>> begin

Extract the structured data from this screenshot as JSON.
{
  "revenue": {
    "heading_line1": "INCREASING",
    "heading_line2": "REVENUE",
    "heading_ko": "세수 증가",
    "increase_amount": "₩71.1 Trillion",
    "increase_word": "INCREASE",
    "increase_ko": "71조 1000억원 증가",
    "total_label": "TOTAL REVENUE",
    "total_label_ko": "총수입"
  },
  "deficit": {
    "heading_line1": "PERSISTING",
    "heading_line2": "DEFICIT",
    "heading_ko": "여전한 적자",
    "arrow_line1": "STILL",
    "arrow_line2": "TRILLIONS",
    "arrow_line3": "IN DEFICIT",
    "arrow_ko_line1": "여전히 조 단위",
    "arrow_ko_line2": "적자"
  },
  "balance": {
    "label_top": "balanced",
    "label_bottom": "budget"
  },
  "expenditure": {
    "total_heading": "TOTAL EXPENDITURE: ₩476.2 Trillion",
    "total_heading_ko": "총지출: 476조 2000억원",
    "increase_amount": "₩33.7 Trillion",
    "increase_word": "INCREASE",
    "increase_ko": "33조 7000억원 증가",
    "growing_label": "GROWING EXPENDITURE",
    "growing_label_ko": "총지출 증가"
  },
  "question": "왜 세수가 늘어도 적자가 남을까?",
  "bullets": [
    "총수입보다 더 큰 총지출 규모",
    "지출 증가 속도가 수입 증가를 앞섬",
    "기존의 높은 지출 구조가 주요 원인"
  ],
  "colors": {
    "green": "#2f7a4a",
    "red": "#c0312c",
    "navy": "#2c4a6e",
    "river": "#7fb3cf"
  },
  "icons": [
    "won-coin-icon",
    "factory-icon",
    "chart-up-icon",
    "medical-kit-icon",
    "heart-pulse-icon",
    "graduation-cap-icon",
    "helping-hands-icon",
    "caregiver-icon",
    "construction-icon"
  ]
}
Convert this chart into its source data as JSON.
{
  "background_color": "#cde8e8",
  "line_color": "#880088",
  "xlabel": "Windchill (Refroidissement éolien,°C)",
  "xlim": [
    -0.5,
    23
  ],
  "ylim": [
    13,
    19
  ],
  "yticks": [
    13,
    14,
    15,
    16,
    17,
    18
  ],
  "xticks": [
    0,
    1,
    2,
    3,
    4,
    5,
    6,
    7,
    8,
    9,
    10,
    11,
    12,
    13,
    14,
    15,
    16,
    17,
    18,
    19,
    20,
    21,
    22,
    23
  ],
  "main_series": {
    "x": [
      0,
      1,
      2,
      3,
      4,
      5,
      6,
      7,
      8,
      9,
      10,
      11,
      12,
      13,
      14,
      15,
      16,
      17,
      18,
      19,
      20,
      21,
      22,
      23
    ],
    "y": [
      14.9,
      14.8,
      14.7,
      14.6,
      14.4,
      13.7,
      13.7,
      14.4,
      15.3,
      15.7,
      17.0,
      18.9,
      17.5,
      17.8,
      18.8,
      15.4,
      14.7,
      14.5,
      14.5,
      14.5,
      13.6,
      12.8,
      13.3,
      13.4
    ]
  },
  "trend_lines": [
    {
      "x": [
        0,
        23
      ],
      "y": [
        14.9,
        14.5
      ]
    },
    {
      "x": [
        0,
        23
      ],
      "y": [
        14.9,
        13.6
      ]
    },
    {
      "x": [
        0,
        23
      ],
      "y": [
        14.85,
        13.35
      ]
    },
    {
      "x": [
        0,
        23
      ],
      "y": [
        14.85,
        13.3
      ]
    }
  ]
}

>> end

* Exercise directions *
Write out the data exactly as it stands.

* Response to this task *
Extract the structured data from this screenshot as JSON.
{
  "revenue": {
    "heading_line1": "INCREASING",
    "heading_line2": "REVENUE",
    "heading_ko": "세수 증가",
    "increase_amount": "₩71.1 Trillion",
    "increase_word": "INCREASE",
    "increase_ko": "71조 1000억원 증가",
    "total_label": "TOTAL REVENUE",
    "total_label_ko": "총수입"
  },
  "deficit": {
    "heading_line1": "PERSISTING",
    "heading_line2": "DEFICIT",
    "heading_ko": "여전한 적자",
    "arrow_line1": "STILL",
    "arrow_line2": "TRILLIONS",
    "arrow_line3": "IN DEFICIT",
    "arrow_ko_line1": "여전히 조 단위",
    "arrow_ko_line2": "적자"
  },
  "balance": {
    "label_top": "balanced",
    "label_bottom": "budget"
  },
  "expenditure": {
    "total_heading": "TOTAL EXPENDITURE: ₩476.2 Trillion",
    "total_heading_ko": "총지출: 476조 2000억원",
    "increase_amount": "₩33.7 Trillion",
    "increase_word": "INCREASE",
    "increase_ko": "33조 7000억원 증가",
    "growing_label": "GROWING EXPENDITURE",
    "growing_label_ko": "총지출 증가"
  },
  "question": "왜 세수가 늘어도 적자가 남을까?",
  "bullets": [
    "총수입보다 더 큰 총지출 규모",
    "지출 증가 속도가 수입 증가를 앞섬",
    "기존의 높은 지출 구조가 주요 원인"
  ],
  "colors": {
    "green": "#2f7a4a",
    "red": "#c0312c",
    "navy": "#2c4a6e",
    "river": "#7fb3cf"
  },
  "icons": [
    "won-coin-icon",
    "factory-icon",
    "chart-up-icon",
    "medical-kit-icon",
    "heart-pulse-icon",
    "graduation-cap-icon",
    "helping-hands-icon",
    "caregiver-icon",
    "construction-icon"
  ]
}
Convert this chart into its source data as JSON.
{
  "background_color": "#cde8e8",
  "line_color": "#880088",
  "xlabel": "Windchill (Refroidissement éolien,°C)",
  "xlim": [
    -0.5,
    23
  ],
  "ylim": [
    13,
    19
  ],
  "yticks": [
    13,
    14,
    15,
    16,
    17,
    18
  ],
  "xticks": [
    0,
    1,
    2,
    3,
    4,
    5,
    6,
    7,
    8,
    9,
    10,
    11,
    12,
    13,
    14,
    15,
    16,
    17,
    18,
    19,
    20,
    21,
    22,
    23
  ],
  "main_series": {
    "x": [
      0,
      1,
      2,
      3,
      4,
      5,
      6,
      7,
      8,
      9,
      10,
      11,
      12,
      13,
      14,
      15,
      16,
      17,
      18,
      19,
      20,
      21,
      22,
      23
    ],
    "y": [
      14.9,
      14.8,
      14.7,
      14.6,
      14.4,
      13.7,
      13.7,
      14.4,
      15.3,
      15.7,
      17.0,
      18.9,
      17.5,
      17.8,
      18.8,
      15.4,
      14.7,
      14.5,
      14.5,
      14.5,
      13.6,
      12.8,
      13.3,
      13.4
    ]
  },
  "trend_lines": [
    {
      "x": [
        0,
        23
      ],
      "y": [
        14.9,
        14.5
      ]
    },
    {
      "x": [
        0,
        23
      ],
      "y": [
        14.9,
        13.6
      ]
    },
    {
      "x": [
        0,
        23
      ],
      "y": [
        14.85,
        13.35
      ]
    },
    {
      "x": [
        0,
        23
      ],
      "y": [
        14.85,
        13.3
      ]
    }
  ]
}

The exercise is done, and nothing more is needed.